**TASK GOAL**
List every line below containing "text".

**DATA ROWS**
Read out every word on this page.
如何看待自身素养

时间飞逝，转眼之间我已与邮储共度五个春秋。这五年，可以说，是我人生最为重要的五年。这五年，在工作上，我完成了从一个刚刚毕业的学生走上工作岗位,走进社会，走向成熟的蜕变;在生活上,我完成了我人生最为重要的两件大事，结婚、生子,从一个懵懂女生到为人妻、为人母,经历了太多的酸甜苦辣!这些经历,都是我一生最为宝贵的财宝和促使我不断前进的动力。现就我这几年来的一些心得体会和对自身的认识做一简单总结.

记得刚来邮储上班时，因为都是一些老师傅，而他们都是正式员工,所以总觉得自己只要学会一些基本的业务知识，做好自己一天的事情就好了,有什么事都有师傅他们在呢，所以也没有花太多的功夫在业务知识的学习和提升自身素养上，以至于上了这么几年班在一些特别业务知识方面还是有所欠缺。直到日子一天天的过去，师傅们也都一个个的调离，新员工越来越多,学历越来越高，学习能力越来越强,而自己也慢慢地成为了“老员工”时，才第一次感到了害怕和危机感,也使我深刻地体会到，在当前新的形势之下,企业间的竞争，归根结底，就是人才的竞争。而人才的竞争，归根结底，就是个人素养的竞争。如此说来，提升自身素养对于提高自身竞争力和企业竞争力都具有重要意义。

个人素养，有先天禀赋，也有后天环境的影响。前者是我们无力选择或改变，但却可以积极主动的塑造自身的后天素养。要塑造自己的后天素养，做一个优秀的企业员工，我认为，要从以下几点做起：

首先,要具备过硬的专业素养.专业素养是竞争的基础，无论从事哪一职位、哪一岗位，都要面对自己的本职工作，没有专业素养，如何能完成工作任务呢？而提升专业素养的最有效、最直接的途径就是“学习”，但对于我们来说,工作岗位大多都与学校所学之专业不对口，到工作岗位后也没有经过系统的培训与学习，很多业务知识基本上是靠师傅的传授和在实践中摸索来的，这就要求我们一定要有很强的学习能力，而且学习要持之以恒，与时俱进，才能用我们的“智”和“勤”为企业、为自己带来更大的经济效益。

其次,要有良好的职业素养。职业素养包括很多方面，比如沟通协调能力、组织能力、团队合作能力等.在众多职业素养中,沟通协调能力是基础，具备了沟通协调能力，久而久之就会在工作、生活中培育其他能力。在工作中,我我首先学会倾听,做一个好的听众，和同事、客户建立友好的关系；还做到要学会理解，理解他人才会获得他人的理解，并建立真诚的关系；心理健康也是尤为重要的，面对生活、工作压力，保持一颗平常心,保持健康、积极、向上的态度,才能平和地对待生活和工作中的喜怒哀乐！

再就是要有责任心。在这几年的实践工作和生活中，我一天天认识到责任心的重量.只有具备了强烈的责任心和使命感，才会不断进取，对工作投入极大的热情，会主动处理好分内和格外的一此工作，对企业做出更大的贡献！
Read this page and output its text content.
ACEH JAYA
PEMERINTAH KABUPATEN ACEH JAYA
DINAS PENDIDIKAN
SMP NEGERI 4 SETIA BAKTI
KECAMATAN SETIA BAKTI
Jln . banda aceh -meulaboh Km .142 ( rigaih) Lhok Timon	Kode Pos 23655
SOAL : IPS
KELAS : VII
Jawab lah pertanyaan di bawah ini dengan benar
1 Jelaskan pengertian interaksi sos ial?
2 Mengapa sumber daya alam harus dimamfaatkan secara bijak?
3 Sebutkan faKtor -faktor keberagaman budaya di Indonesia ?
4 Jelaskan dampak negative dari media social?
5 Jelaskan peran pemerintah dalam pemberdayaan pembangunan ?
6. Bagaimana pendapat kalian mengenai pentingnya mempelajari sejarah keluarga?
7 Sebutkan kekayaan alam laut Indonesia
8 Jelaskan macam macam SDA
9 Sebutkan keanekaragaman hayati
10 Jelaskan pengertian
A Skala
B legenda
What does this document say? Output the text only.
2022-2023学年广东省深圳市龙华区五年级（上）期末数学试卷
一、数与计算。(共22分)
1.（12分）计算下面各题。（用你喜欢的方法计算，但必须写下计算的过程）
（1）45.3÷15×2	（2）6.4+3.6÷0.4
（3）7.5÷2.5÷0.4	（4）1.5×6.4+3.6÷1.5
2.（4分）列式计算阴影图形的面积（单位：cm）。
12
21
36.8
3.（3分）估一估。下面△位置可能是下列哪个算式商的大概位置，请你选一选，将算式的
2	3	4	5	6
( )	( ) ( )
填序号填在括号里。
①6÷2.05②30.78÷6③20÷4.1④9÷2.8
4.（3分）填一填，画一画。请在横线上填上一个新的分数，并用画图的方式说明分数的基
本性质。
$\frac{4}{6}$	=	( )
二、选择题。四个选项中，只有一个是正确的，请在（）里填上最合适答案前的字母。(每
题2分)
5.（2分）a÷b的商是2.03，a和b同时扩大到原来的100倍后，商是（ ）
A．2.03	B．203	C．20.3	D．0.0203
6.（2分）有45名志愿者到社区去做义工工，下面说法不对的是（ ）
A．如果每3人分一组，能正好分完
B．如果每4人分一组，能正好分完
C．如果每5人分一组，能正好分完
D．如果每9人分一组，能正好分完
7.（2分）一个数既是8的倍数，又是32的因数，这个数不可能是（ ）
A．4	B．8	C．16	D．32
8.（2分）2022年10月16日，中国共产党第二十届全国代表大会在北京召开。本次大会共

**FINISHED TASK**
Read this page and output its text content.
What does this document say? Output the text only.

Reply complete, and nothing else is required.